** EXERCISE BRIEF **
For this exercise, repeat all of the material verbatim apart from its images.

** INPUT MATERIAL **
BEGIN

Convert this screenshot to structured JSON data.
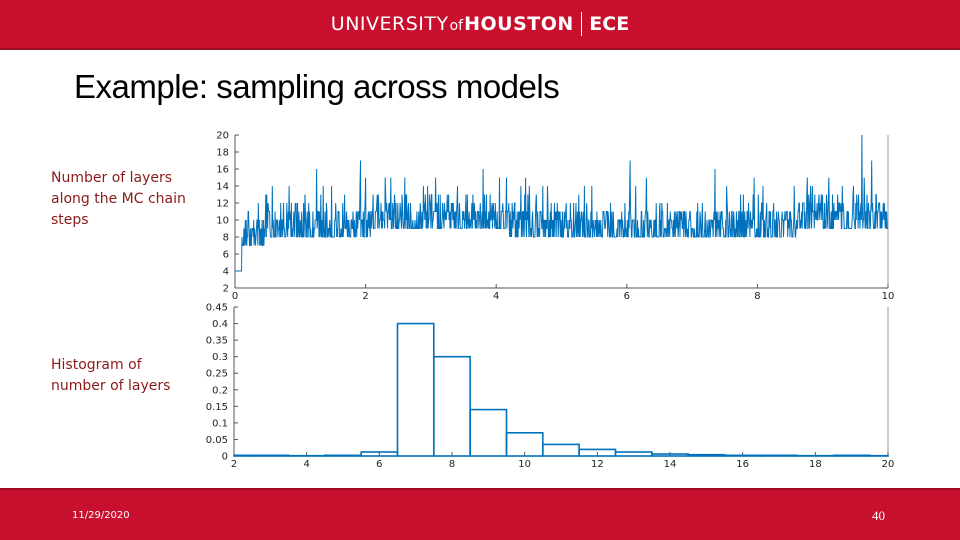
{
  "header": {
    "brand_university": "UNIVERSITY",
    "brand_of": "of",
    "brand_houston": "HOUSTON",
    "brand_dept": "ECE"
  },
  "slide": {
    "title": "Example: sampling across models",
    "label_trace": "Number of layers along the MC chain steps",
    "label_hist": "Histogram of number of layers"
  },
  "footer": {
    "date": "11/29/2020",
    "page_number": "40"
  },
  "colors": {
    "accent": "#c8102e",
    "series": "#0072bd",
    "label_text": "#8b1a1a"
  },
  "chart_data": [
    {
      "type": "line",
      "title": "",
      "xlabel": "",
      "ylabel": "",
      "xlim": [
        0,
        10
      ],
      "ylim": [
        2,
        20
      ],
      "x_ticks": [
        "0",
        "2",
        "4",
        "6",
        "8",
        "10"
      ],
      "y_ticks": [
        "2",
        "4",
        "6",
        "8",
        "10",
        "12",
        "14",
        "16",
        "18",
        "20"
      ],
      "grid": false,
      "series": [
        {
          "baseline_segments": [
            {
              "x_start": 0.0,
              "x_end": 0.1,
              "y": 4
            },
            {
              "x_start": 0.1,
              "x_end": 0.45,
              "y": 7
            },
            {
              "x_start": 0.45,
              "x_end": 2.1,
              "y": 8
            },
            {
              "x_start": 2.1,
              "x_end": 3.3,
              "y": 9
            },
            {
              "x_start": 3.3,
              "x_end": 4.2,
              "y": 9
            },
            {
              "x_start": 4.2,
              "x_end": 5.8,
              "y": 8
            },
            {
              "x_start": 5.8,
              "x_end": 8.6,
              "y": 8
            },
            {
              "x_start": 8.6,
              "x_end": 10.0,
              "y": 9
            }
          ],
          "peaks": [
            {
              "x": 1.25,
              "y": 16
            },
            {
              "x": 1.35,
              "y": 14
            },
            {
              "x": 1.92,
              "y": 17
            },
            {
              "x": 2.0,
              "y": 15
            },
            {
              "x": 2.6,
              "y": 15
            },
            {
              "x": 2.95,
              "y": 14
            },
            {
              "x": 3.8,
              "y": 16
            },
            {
              "x": 4.45,
              "y": 15
            },
            {
              "x": 5.35,
              "y": 14
            },
            {
              "x": 6.05,
              "y": 17
            },
            {
              "x": 6.3,
              "y": 15
            },
            {
              "x": 7.35,
              "y": 16
            },
            {
              "x": 7.95,
              "y": 15
            },
            {
              "x": 9.6,
              "y": 20
            },
            {
              "x": 9.75,
              "y": 17
            }
          ]
        }
      ]
    },
    {
      "type": "bar",
      "title": "",
      "xlabel": "",
      "ylabel": "",
      "xlim": [
        2,
        20
      ],
      "ylim": [
        0,
        0.45
      ],
      "x_ticks": [
        "2",
        "4",
        "6",
        "8",
        "10",
        "12",
        "14",
        "16",
        "18",
        "20"
      ],
      "y_ticks": [
        "0",
        "0.05",
        "0.1",
        "0.15",
        "0.2",
        "0.25",
        "0.3",
        "0.35",
        "0.4",
        "0.45"
      ],
      "grid": false,
      "categories": [
        "2",
        "3",
        "4",
        "5",
        "6",
        "7",
        "8",
        "9",
        "10",
        "11",
        "12",
        "13",
        "14",
        "15",
        "16",
        "17",
        "18",
        "19",
        "20"
      ],
      "values": [
        0.002,
        0.002,
        0.001,
        0.002,
        0.012,
        0.4,
        0.3,
        0.14,
        0.07,
        0.035,
        0.02,
        0.012,
        0.006,
        0.004,
        0.002,
        0.002,
        0.001,
        0.002,
        0.001
      ]
    }
  ]
}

END

** FINAL RESULT **
Convert this screenshot to structured JSON data.
{
  "header": {
    "brand_university": "UNIVERSITY",
    "brand_of": "of",
    "brand_houston": "HOUSTON",
    "brand_dept": "ECE"
  },
  "slide": {
    "title": "Example: sampling across models",
    "label_trace": "Number of layers along the MC chain steps",
    "label_hist": "Histogram of number of layers"
  },
  "footer": {
    "date": "11/29/2020",
    "page_number": "40"
  },
  "colors": {
    "accent": "#c8102e",
    "series": "#0072bd",
    "label_text": "#8b1a1a"
  },
  "chart_data": [
    {
      "type": "line",
      "title": "",
      "xlabel": "",
      "ylabel": "",
      "xlim": [
        0,
        10
      ],
      "ylim": [
        2,
        20
      ],
      "x_ticks": [
        "0",
        "2",
        "4",
        "6",
        "8",
        "10"
      ],
      "y_ticks": [
        "2",
        "4",
        "6",
        "8",
        "10",
        "12",
        "14",
        "16",
        "18",
        "20"
      ],
      "grid": false,
      "series": [
        {
          "baseline_segments": [
            {
              "x_start": 0.0,
              "x_end": 0.1,
              "y": 4
            },
            {
              "x_start": 0.1,
              "x_end": 0.45,
              "y": 7
            },
            {
              "x_start": 0.45,
              "x_end": 2.1,
              "y": 8
            },
            {
              "x_start": 2.1,
              "x_end": 3.3,
              "y": 9
            },
            {
              "x_start": 3.3,
              "x_end": 4.2,
              "y": 9
            },
            {
              "x_start": 4.2,
              "x_end": 5.8,
              "y": 8
            },
            {
              "x_start": 5.8,
              "x_end": 8.6,
              "y": 8
            },
            {
              "x_start": 8.6,
              "x_end": 10.0,
              "y": 9
            }
          ],
          "peaks": [
            {
              "x": 1.25,
              "y": 16
            },
            {
              "x": 1.35,
              "y": 14
            },
            {
              "x": 1.92,
              "y": 17
            },
            {
              "x": 2.0,
              "y": 15
            },
            {
              "x": 2.6,
              "y": 15
            },
            {
              "x": 2.95,
              "y": 14
            },
            {
              "x": 3.8,
              "y": 16
            },
            {
              "x": 4.45,
              "y": 15
            },
            {
              "x": 5.35,
              "y": 14
            },
            {
              "x": 6.05,
              "y": 17
            },
            {
              "x": 6.3,
              "y": 15
            },
            {
              "x": 7.35,
              "y": 16
            },
            {
              "x": 7.95,
              "y": 15
            },
            {
              "x": 9.6,
              "y": 20
            },
            {
              "x": 9.75,
              "y": 17
            }
          ]
        }
      ]
    },
    {
      "type": "bar",
      "title": "",
      "xlabel": "",
      "ylabel": "",
      "xlim": [
        2,
        20
      ],
      "ylim": [
        0,
        0.45
      ],
      "x_ticks": [
        "2",
        "4",
        "6",
        "8",
        "10",
        "12",
        "14",
        "16",
        "18",
        "20"
      ],
      "y_ticks": [
        "0",
        "0.05",
        "0.1",
        "0.15",
        "0.2",
        "0.25",
        "0.3",
        "0.35",
        "0.4",
        "0.45"
      ],
      "grid": false,
      "categories": [
        "2",
        "3",
        "4",
        "5",
        "6",
        "7",
        "8",
        "9",
        "10",
        "11",
        "12",
        "13",
        "14",
        "15",
        "16",
        "17",
        "18",
        "19",
        "20"
      ],
      "values": [
        0.002,
        0.002,
        0.001,
        0.002,
        0.012,
        0.4,
        0.3,
        0.14,
        0.07,
        0.035,
        0.02,
        0.012,
        0.006,
        0.004,
        0.002,
        0.002,
        0.001,
        0.002,
        0.001
      ]
    }
  ]
}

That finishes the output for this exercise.